Stored data:
□ □ □ □ □ □ □
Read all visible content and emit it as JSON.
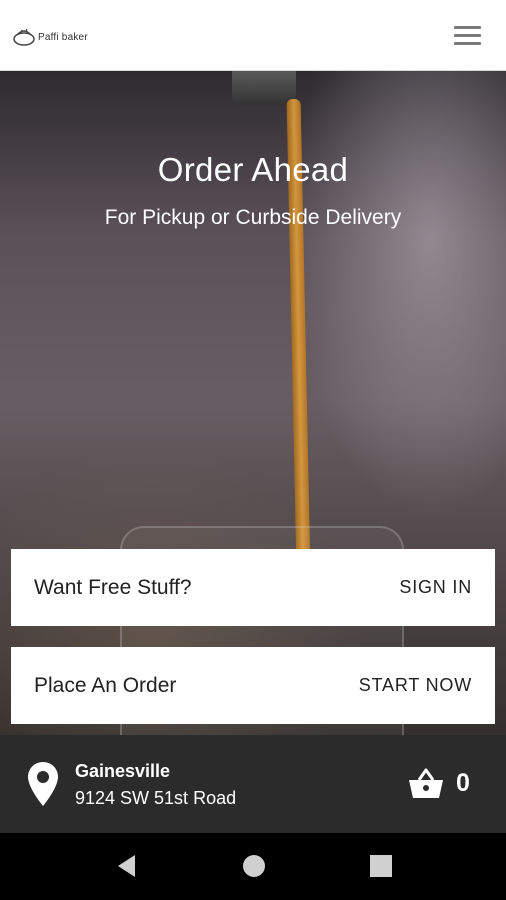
{
  "header": {
    "logo_text": "Paffi baker",
    "icons": {
      "logo": "logo-mark-icon",
      "menu": "hamburger-menu-icon"
    }
  },
  "hero": {
    "title": "Order Ahead",
    "subtitle": "For Pickup or Curbside Delivery"
  },
  "cards": [
    {
      "label": "Want Free Stuff?",
      "action": "SIGN IN"
    },
    {
      "label": "Place An Order",
      "action": "START NOW"
    }
  ],
  "location": {
    "city": "Gainesville",
    "address": "9124 SW 51st Road",
    "icon": "map-pin-icon"
  },
  "cart": {
    "count": "0",
    "icon": "basket-icon"
  },
  "system_nav": {
    "back": "back-icon",
    "home": "home-icon",
    "recents": "recents-icon"
  },
  "colors": {
    "header_bg": "#ffffff",
    "card_bg": "#ffffff",
    "location_bar_bg": "#2b2b2b",
    "nav_bar_bg": "#000000",
    "text_on_dark": "#ffffff"
  }
}
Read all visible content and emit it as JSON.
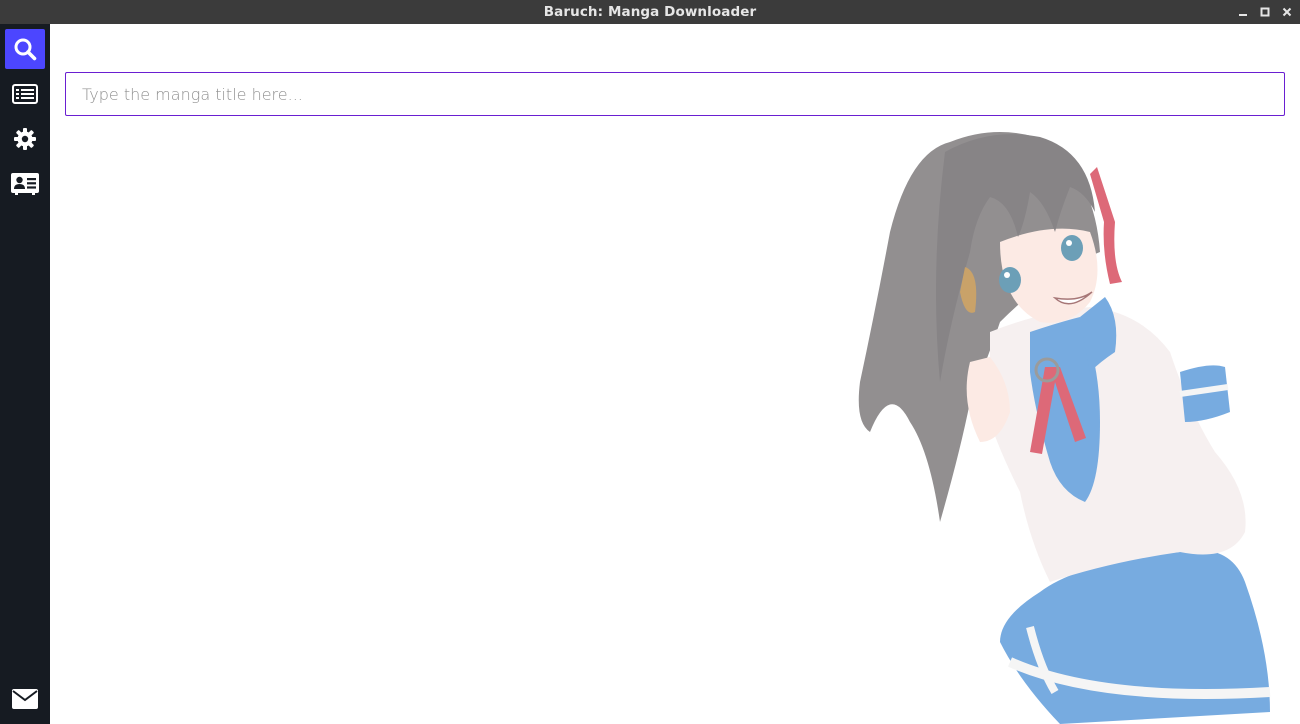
{
  "window": {
    "title": "Baruch: Manga Downloader",
    "controls": [
      "minimize-icon",
      "maximize-icon",
      "close-icon"
    ]
  },
  "sidebar": {
    "items": [
      {
        "icon": "search-icon",
        "active": true
      },
      {
        "icon": "list-icon",
        "active": false
      },
      {
        "icon": "gear-icon",
        "active": false
      },
      {
        "icon": "id-card-icon",
        "active": false
      }
    ],
    "footer_icon": "envelope-icon"
  },
  "search": {
    "placeholder": "Type the manga title here...",
    "value": ""
  },
  "colors": {
    "titlebar": "#3b3b3b",
    "sidebar": "#161b22",
    "accent": "#4c46ff",
    "input_border": "#6a1fd1"
  },
  "background_image": "anime-schoolgirl-illustration"
}
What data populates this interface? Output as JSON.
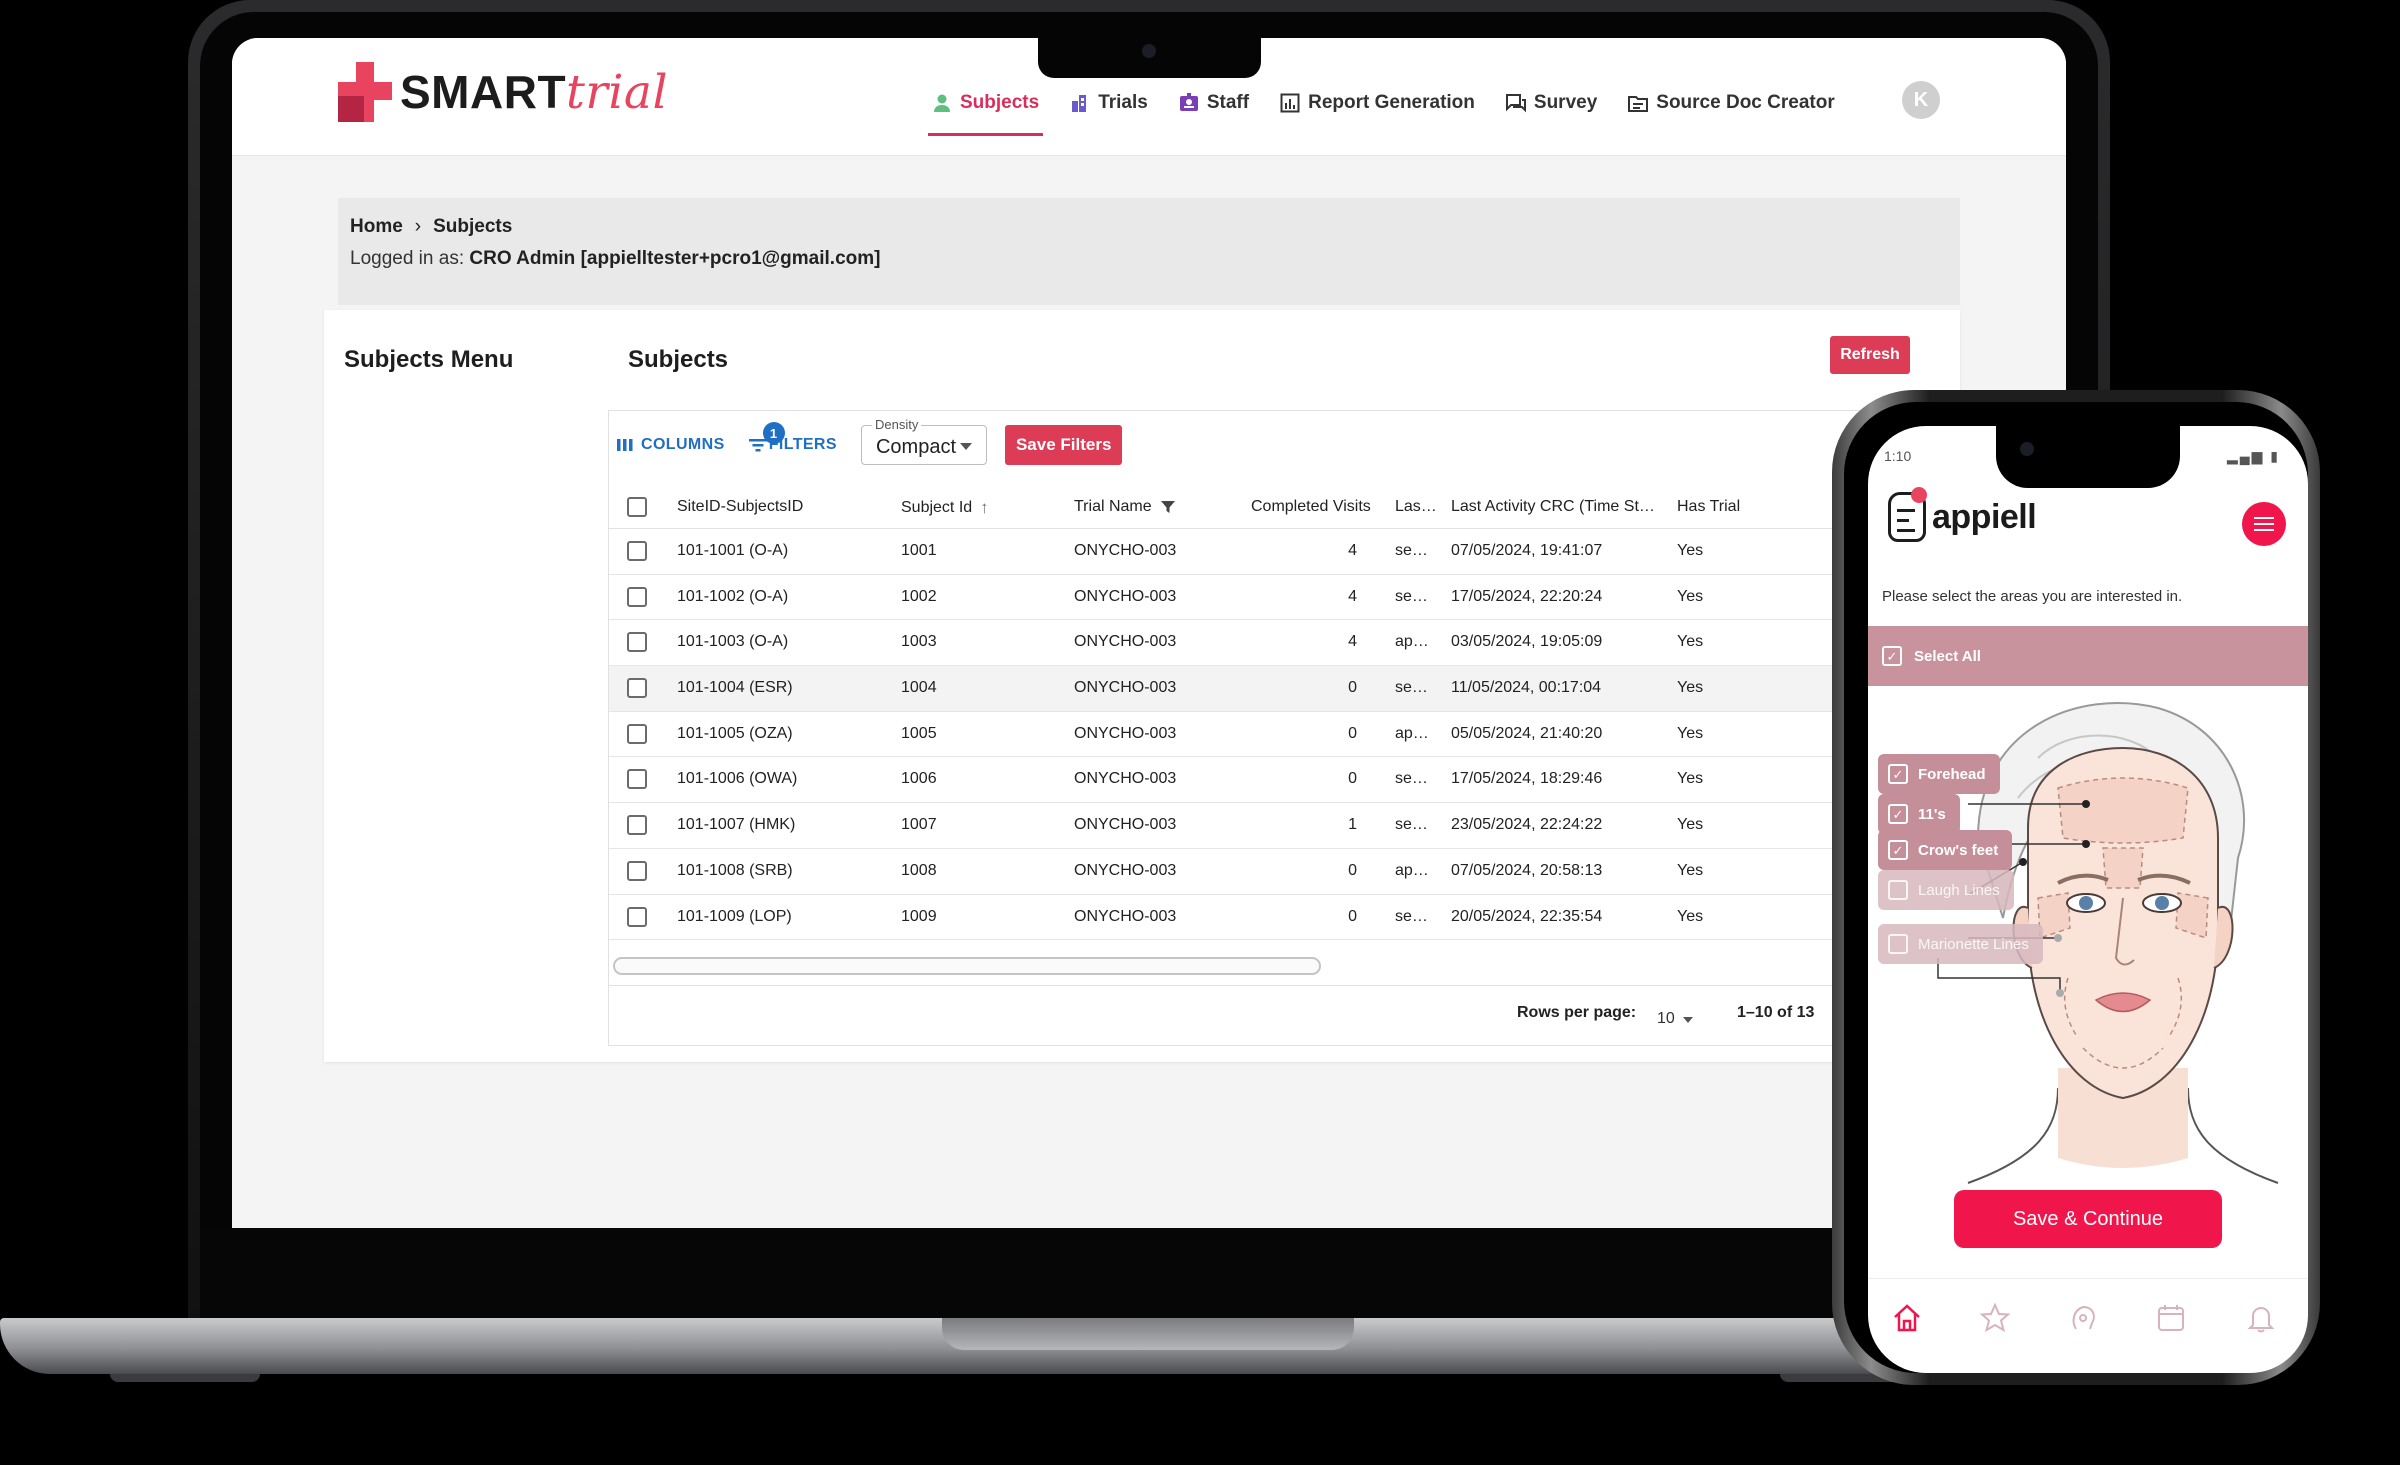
{
  "laptop": {
    "app": {
      "logo": {
        "main": "SMART",
        "accent": "trial"
      },
      "nav": [
        {
          "label": "Subjects",
          "icon": "person-icon",
          "active": true
        },
        {
          "label": "Trials",
          "icon": "building-icon",
          "active": false
        },
        {
          "label": "Staff",
          "icon": "id-badge-icon",
          "active": false
        },
        {
          "label": "Report Generation",
          "icon": "chart-icon",
          "active": false
        },
        {
          "label": "Survey",
          "icon": "chat-icon",
          "active": false
        },
        {
          "label": "Source Doc Creator",
          "icon": "document-icon",
          "active": false
        }
      ],
      "avatar_initial": "K",
      "breadcrumb": {
        "home": "Home",
        "current": "Subjects"
      },
      "logged_in": {
        "prefix": "Logged in as:",
        "role": "CRO Admin",
        "email": "[appielltester+pcro1@gmail.com]"
      },
      "menu_title": "Subjects Menu",
      "page_title": "Subjects",
      "refresh_label": "Refresh",
      "toolbar": {
        "columns_label": "COLUMNS",
        "filters_label": "FILTERS",
        "filters_badge": "1",
        "density_label": "Density",
        "density_value": "Compact",
        "save_filters_label": "Save Filters"
      },
      "columns": [
        "SiteID-SubjectsID",
        "Subject Id",
        "Trial Name",
        "Completed Visits",
        "Las…",
        "Last Activity CRC (Time St…",
        "Has Trial"
      ],
      "rows": [
        {
          "site": "101-1001 (O-A)",
          "id": "1001",
          "trial": "ONYCHO-003",
          "visits": "4",
          "last": "se…",
          "activity": "07/05/2024, 19:41:07",
          "has": "Yes"
        },
        {
          "site": "101-1002 (O-A)",
          "id": "1002",
          "trial": "ONYCHO-003",
          "visits": "4",
          "last": "se…",
          "activity": "17/05/2024, 22:20:24",
          "has": "Yes"
        },
        {
          "site": "101-1003 (O-A)",
          "id": "1003",
          "trial": "ONYCHO-003",
          "visits": "4",
          "last": "ap…",
          "activity": "03/05/2024, 19:05:09",
          "has": "Yes"
        },
        {
          "site": "101-1004 (ESR)",
          "id": "1004",
          "trial": "ONYCHO-003",
          "visits": "0",
          "last": "se…",
          "activity": "11/05/2024, 00:17:04",
          "has": "Yes"
        },
        {
          "site": "101-1005 (OZA)",
          "id": "1005",
          "trial": "ONYCHO-003",
          "visits": "0",
          "last": "ap…",
          "activity": "05/05/2024, 21:40:20",
          "has": "Yes"
        },
        {
          "site": "101-1006 (OWA)",
          "id": "1006",
          "trial": "ONYCHO-003",
          "visits": "0",
          "last": "se…",
          "activity": "17/05/2024, 18:29:46",
          "has": "Yes"
        },
        {
          "site": "101-1007 (HMK)",
          "id": "1007",
          "trial": "ONYCHO-003",
          "visits": "1",
          "last": "se…",
          "activity": "23/05/2024, 22:24:22",
          "has": "Yes"
        },
        {
          "site": "101-1008 (SRB)",
          "id": "1008",
          "trial": "ONYCHO-003",
          "visits": "0",
          "last": "ap…",
          "activity": "07/05/2024, 20:58:13",
          "has": "Yes"
        },
        {
          "site": "101-1009 (LOP)",
          "id": "1009",
          "trial": "ONYCHO-003",
          "visits": "0",
          "last": "se…",
          "activity": "20/05/2024, 22:35:54",
          "has": "Yes"
        }
      ],
      "pagination": {
        "rows_per_page_label": "Rows per page:",
        "rows_per_page": "10",
        "range": "1–10 of 13"
      }
    }
  },
  "phone": {
    "status_time": "1:10",
    "logo": "appiell",
    "prompt": "Please select the areas you are interested in.",
    "select_all_label": "Select All",
    "areas": [
      {
        "label": "Forehead",
        "checked": true
      },
      {
        "label": "11's",
        "checked": true
      },
      {
        "label": "Crow's feet",
        "checked": true
      },
      {
        "label": "Laugh Lines",
        "checked": false
      },
      {
        "label": "Marionette Lines",
        "checked": false
      }
    ],
    "save_continue_label": "Save & Continue",
    "tabs": [
      "home-icon",
      "star-icon",
      "face-icon",
      "calendar-icon",
      "bell-icon"
    ]
  },
  "colors": {
    "brand_red": "#dd3c56",
    "link_blue": "#1f6fc5",
    "appiell_pink": "#f0164b",
    "chip_rose": "#c58f99"
  }
}
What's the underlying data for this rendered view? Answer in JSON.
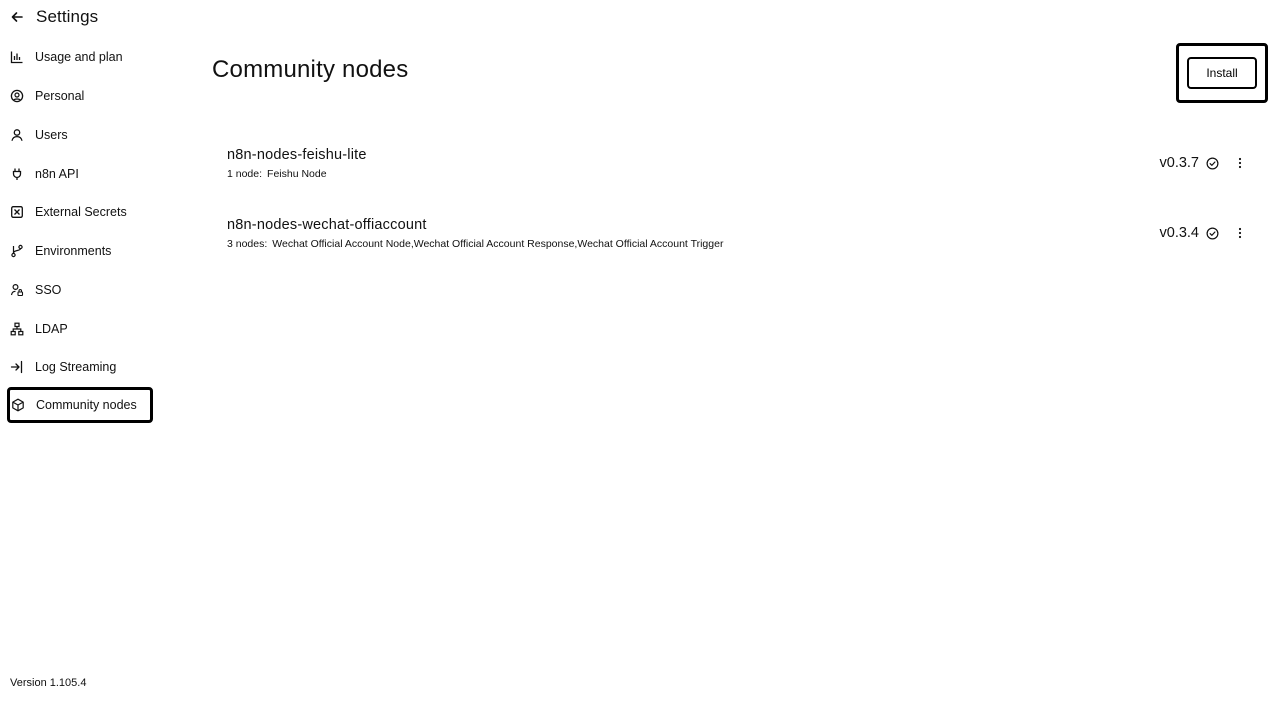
{
  "sidebar": {
    "title": "Settings",
    "items": [
      {
        "label": "Usage and plan",
        "icon": "chart-bar-icon"
      },
      {
        "label": "Personal",
        "icon": "user-circle-icon"
      },
      {
        "label": "Users",
        "icon": "user-icon"
      },
      {
        "label": "n8n API",
        "icon": "plug-icon"
      },
      {
        "label": "External Secrets",
        "icon": "vault-icon"
      },
      {
        "label": "Environments",
        "icon": "git-branch-icon"
      },
      {
        "label": "SSO",
        "icon": "user-lock-icon"
      },
      {
        "label": "LDAP",
        "icon": "network-icon"
      },
      {
        "label": "Log Streaming",
        "icon": "sign-in-icon"
      },
      {
        "label": "Community nodes",
        "icon": "cube-icon",
        "active": true
      }
    ],
    "version": "Version 1.105.4"
  },
  "main": {
    "title": "Community nodes",
    "install_label": "Install",
    "packages": [
      {
        "name": "n8n-nodes-feishu-lite",
        "count": "1 node:",
        "nodes": "Feishu Node",
        "version": "v0.3.7"
      },
      {
        "name": "n8n-nodes-wechat-offiaccount",
        "count": "3 nodes:",
        "nodes": "Wechat Official Account Node,Wechat Official Account Response,Wechat Official Account Trigger",
        "version": "v0.3.4"
      }
    ]
  }
}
□ □ □ □ □ □ □
[Description of the task]
State the count of lines with the word "Community" in them, and write nothing else.

[Answer for the task]
2